_TASK TO CARRY OUT_
Restating the data word for word is all that is required.
[DATA FOR ANALYSIS]
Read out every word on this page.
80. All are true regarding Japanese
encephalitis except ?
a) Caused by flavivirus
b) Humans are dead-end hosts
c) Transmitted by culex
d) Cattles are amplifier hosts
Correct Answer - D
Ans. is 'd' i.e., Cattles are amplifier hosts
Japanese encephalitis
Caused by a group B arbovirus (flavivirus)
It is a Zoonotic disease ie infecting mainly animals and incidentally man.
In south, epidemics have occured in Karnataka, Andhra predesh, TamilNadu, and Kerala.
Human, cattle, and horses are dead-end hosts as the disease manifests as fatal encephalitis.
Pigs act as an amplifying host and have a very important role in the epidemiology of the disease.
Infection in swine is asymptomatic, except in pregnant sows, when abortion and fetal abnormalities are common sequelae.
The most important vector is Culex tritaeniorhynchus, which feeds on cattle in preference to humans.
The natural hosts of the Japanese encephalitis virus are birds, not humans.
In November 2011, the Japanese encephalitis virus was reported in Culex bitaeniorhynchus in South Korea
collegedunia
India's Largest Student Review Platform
[/DATA FOR ANALYSIS]
_ANSWER_
Read out every word on this page.
80. All are true regarding Japanese
encephalitis except ?
a) Caused by flavivirus
b) Humans are dead-end hosts
c) Transmitted by culex
d) Cattles are amplifier hosts
Correct Answer - D
Ans. is 'd' i.e., Cattles are amplifier hosts
Japanese encephalitis
Caused by a group B arbovirus (flavivirus)
It is a Zoonotic disease ie infecting mainly animals and incidentally man.
In south, epidemics have occured in Karnataka, Andhra predesh, TamilNadu, and Kerala.
Human, cattle, and horses are dead-end hosts as the disease manifests as fatal encephalitis.
Pigs act as an amplifying host and have a very important role in the epidemiology of the disease.
Infection in swine is asymptomatic, except in pregnant sows, when abortion and fetal abnormalities are common sequelae.
The most important vector is Culex tritaeniorhynchus, which feeds on cattle in preference to humans.
The natural hosts of the Japanese encephalitis virus are birds, not humans.
In November 2011, the Japanese encephalitis virus was reported in Culex bitaeniorhynchus in South Korea
collegedunia
India's Largest Student Review Platform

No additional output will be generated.